** BEGIN Given information **

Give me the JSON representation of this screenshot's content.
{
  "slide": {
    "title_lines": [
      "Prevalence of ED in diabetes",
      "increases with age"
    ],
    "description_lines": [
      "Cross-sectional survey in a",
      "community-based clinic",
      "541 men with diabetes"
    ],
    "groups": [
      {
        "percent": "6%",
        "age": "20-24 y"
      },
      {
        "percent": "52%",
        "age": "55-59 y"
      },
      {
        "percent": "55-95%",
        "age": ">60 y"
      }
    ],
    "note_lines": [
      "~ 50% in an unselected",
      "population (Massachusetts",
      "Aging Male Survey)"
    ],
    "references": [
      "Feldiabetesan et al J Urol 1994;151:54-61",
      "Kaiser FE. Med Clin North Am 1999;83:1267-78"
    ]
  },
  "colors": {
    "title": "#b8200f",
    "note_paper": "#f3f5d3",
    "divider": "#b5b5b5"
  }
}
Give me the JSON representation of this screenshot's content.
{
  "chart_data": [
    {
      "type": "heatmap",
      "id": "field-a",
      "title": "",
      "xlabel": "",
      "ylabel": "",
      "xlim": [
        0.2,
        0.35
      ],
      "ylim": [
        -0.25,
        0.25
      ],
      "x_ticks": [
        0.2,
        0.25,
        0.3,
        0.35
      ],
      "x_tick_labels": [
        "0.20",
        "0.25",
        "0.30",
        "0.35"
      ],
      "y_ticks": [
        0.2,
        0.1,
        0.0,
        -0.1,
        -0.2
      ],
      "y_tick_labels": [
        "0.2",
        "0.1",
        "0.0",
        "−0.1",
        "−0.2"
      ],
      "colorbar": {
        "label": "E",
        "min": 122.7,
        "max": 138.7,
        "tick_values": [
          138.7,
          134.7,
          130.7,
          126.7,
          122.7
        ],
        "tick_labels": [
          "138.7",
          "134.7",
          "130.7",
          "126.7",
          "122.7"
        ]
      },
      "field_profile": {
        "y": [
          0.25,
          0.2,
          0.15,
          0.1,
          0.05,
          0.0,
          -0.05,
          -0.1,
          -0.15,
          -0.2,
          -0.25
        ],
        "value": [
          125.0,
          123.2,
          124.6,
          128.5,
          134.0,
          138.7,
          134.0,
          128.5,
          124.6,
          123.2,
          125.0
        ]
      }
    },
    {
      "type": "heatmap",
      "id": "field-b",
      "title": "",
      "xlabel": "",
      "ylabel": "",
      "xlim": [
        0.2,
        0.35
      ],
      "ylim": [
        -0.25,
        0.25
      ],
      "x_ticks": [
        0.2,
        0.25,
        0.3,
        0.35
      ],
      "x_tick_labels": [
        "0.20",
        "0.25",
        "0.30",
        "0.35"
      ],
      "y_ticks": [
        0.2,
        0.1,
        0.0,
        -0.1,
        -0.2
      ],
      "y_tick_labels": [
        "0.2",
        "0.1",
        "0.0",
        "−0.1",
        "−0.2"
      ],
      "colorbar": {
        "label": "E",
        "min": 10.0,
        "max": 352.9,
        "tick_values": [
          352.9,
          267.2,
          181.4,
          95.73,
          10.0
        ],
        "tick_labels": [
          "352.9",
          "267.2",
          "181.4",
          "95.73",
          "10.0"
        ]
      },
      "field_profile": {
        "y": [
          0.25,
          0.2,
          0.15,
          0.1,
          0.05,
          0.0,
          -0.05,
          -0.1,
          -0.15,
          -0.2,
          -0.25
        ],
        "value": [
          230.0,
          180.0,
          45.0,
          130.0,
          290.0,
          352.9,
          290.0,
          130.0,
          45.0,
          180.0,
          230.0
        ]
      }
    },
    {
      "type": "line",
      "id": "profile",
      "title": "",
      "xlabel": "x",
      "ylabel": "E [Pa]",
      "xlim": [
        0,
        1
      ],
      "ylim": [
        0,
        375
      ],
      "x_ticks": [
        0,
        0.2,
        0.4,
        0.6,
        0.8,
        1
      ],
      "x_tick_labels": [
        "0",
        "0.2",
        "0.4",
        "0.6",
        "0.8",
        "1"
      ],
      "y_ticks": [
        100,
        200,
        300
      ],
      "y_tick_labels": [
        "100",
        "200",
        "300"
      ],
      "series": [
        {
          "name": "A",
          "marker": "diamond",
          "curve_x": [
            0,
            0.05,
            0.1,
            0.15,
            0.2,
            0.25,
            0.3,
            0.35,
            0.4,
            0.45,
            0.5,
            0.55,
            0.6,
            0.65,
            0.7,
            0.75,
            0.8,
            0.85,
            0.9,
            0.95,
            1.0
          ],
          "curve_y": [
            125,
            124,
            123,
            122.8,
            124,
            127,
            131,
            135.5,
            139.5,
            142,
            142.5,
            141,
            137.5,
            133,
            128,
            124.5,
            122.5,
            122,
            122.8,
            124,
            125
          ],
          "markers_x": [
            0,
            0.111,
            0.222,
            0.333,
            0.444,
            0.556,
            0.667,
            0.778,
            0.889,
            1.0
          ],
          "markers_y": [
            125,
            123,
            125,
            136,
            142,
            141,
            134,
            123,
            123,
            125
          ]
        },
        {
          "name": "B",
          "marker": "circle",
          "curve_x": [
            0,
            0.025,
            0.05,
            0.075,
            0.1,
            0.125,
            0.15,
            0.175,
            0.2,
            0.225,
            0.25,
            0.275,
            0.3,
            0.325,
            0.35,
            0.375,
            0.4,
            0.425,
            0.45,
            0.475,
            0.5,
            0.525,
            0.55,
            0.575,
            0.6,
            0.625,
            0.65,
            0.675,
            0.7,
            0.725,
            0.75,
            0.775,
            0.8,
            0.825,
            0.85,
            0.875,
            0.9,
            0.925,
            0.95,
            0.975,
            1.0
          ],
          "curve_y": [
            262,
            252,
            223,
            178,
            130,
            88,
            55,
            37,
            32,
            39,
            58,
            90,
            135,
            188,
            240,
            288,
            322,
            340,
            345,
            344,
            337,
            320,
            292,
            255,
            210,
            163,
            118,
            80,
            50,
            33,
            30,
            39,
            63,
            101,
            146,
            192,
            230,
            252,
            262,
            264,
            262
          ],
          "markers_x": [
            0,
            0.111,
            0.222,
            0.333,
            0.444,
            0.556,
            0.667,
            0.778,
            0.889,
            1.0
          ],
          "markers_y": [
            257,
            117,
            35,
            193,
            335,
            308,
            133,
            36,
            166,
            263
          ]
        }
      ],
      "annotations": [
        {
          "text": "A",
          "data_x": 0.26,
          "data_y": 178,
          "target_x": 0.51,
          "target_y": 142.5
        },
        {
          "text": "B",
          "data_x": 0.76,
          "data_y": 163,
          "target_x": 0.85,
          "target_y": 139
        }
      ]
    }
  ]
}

** END Given information **

_Stated exercise_.
Type the material above out again, exactly.

_Response to this exercise_.
Give me the JSON representation of this screenshot's content.
{
  "slide": {
    "title_lines": [
      "Prevalence of ED in diabetes",
      "increases with age"
    ],
    "description_lines": [
      "Cross-sectional survey in a",
      "community-based clinic",
      "541 men with diabetes"
    ],
    "groups": [
      {
        "percent": "6%",
        "age": "20-24 y"
      },
      {
        "percent": "52%",
        "age": "55-59 y"
      },
      {
        "percent": "55-95%",
        "age": ">60 y"
      }
    ],
    "note_lines": [
      "~ 50% in an unselected",
      "population (Massachusetts",
      "Aging Male Survey)"
    ],
    "references": [
      "Feldiabetesan et al J Urol 1994;151:54-61",
      "Kaiser FE. Med Clin North Am 1999;83:1267-78"
    ]
  },
  "colors": {
    "title": "#b8200f",
    "note_paper": "#f3f5d3",
    "divider": "#b5b5b5"
  }
}
Give me the JSON representation of this screenshot's content.
{
  "chart_data": [
    {
      "type": "heatmap",
      "id": "field-a",
      "title": "",
      "xlabel": "",
      "ylabel": "",
      "xlim": [
        0.2,
        0.35
      ],
      "ylim": [
        -0.25,
        0.25
      ],
      "x_ticks": [
        0.2,
        0.25,
        0.3,
        0.35
      ],
      "x_tick_labels": [
        "0.20",
        "0.25",
        "0.30",
        "0.35"
      ],
      "y_ticks": [
        0.2,
        0.1,
        0.0,
        -0.1,
        -0.2
      ],
      "y_tick_labels": [
        "0.2",
        "0.1",
        "0.0",
        "−0.1",
        "−0.2"
      ],
      "colorbar": {
        "label": "E",
        "min": 122.7,
        "max": 138.7,
        "tick_values": [
          138.7,
          134.7,
          130.7,
          126.7,
          122.7
        ],
        "tick_labels": [
          "138.7",
          "134.7",
          "130.7",
          "126.7",
          "122.7"
        ]
      },
      "field_profile": {
        "y": [
          0.25,
          0.2,
          0.15,
          0.1,
          0.05,
          0.0,
          -0.05,
          -0.1,
          -0.15,
          -0.2,
          -0.25
        ],
        "value": [
          125.0,
          123.2,
          124.6,
          128.5,
          134.0,
          138.7,
          134.0,
          128.5,
          124.6,
          123.2,
          125.0
        ]
      }
    },
    {
      "type": "heatmap",
      "id": "field-b",
      "title": "",
      "xlabel": "",
      "ylabel": "",
      "xlim": [
        0.2,
        0.35
      ],
      "ylim": [
        -0.25,
        0.25
      ],
      "x_ticks": [
        0.2,
        0.25,
        0.3,
        0.35
      ],
      "x_tick_labels": [
        "0.20",
        "0.25",
        "0.30",
        "0.35"
      ],
      "y_ticks": [
        0.2,
        0.1,
        0.0,
        -0.1,
        -0.2
      ],
      "y_tick_labels": [
        "0.2",
        "0.1",
        "0.0",
        "−0.1",
        "−0.2"
      ],
      "colorbar": {
        "label": "E",
        "min": 10.0,
        "max": 352.9,
        "tick_values": [
          352.9,
          267.2,
          181.4,
          95.73,
          10.0
        ],
        "tick_labels": [
          "352.9",
          "267.2",
          "181.4",
          "95.73",
          "10.0"
        ]
      },
      "field_profile": {
        "y": [
          0.25,
          0.2,
          0.15,
          0.1,
          0.05,
          0.0,
          -0.05,
          -0.1,
          -0.15,
          -0.2,
          -0.25
        ],
        "value": [
          230.0,
          180.0,
          45.0,
          130.0,
          290.0,
          352.9,
          290.0,
          130.0,
          45.0,
          180.0,
          230.0
        ]
      }
    },
    {
      "type": "line",
      "id": "profile",
      "title": "",
      "xlabel": "x",
      "ylabel": "E [Pa]",
      "xlim": [
        0,
        1
      ],
      "ylim": [
        0,
        375
      ],
      "x_ticks": [
        0,
        0.2,
        0.4,
        0.6,
        0.8,
        1
      ],
      "x_tick_labels": [
        "0",
        "0.2",
        "0.4",
        "0.6",
        "0.8",
        "1"
      ],
      "y_ticks": [
        100,
        200,
        300
      ],
      "y_tick_labels": [
        "100",
        "200",
        "300"
      ],
      "series": [
        {
          "name": "A",
          "marker": "diamond",
          "curve_x": [
            0,
            0.05,
            0.1,
            0.15,
            0.2,
            0.25,
            0.3,
            0.35,
            0.4,
            0.45,
            0.5,
            0.55,
            0.6,
            0.65,
            0.7,
            0.75,
            0.8,
            0.85,
            0.9,
            0.95,
            1.0
          ],
          "curve_y": [
            125,
            124,
            123,
            122.8,
            124,
            127,
            131,
            135.5,
            139.5,
            142,
            142.5,
            141,
            137.5,
            133,
            128,
            124.5,
            122.5,
            122,
            122.8,
            124,
            125
          ],
          "markers_x": [
            0,
            0.111,
            0.222,
            0.333,
            0.444,
            0.556,
            0.667,
            0.778,
            0.889,
            1.0
          ],
          "markers_y": [
            125,
            123,
            125,
            136,
            142,
            141,
            134,
            123,
            123,
            125
          ]
        },
        {
          "name": "B",
          "marker": "circle",
          "curve_x": [
            0,
            0.025,
            0.05,
            0.075,
            0.1,
            0.125,
            0.15,
            0.175,
            0.2,
            0.225,
            0.25,
            0.275,
            0.3,
            0.325,
            0.35,
            0.375,
            0.4,
            0.425,
            0.45,
            0.475,
            0.5,
            0.525,
            0.55,
            0.575,
            0.6,
            0.625,
            0.65,
            0.675,
            0.7,
            0.725,
            0.75,
            0.775,
            0.8,
            0.825,
            0.85,
            0.875,
            0.9,
            0.925,
            0.95,
            0.975,
            1.0
          ],
          "curve_y": [
            262,
            252,
            223,
            178,
            130,
            88,
            55,
            37,
            32,
            39,
            58,
            90,
            135,
            188,
            240,
            288,
            322,
            340,
            345,
            344,
            337,
            320,
            292,
            255,
            210,
            163,
            118,
            80,
            50,
            33,
            30,
            39,
            63,
            101,
            146,
            192,
            230,
            252,
            262,
            264,
            262
          ],
          "markers_x": [
            0,
            0.111,
            0.222,
            0.333,
            0.444,
            0.556,
            0.667,
            0.778,
            0.889,
            1.0
          ],
          "markers_y": [
            257,
            117,
            35,
            193,
            335,
            308,
            133,
            36,
            166,
            263
          ]
        }
      ],
      "annotations": [
        {
          "text": "A",
          "data_x": 0.26,
          "data_y": 178,
          "target_x": 0.51,
          "target_y": 142.5
        },
        {
          "text": "B",
          "data_x": 0.76,
          "data_y": 163,
          "target_x": 0.85,
          "target_y": 139
        }
      ]
    }
  ]
}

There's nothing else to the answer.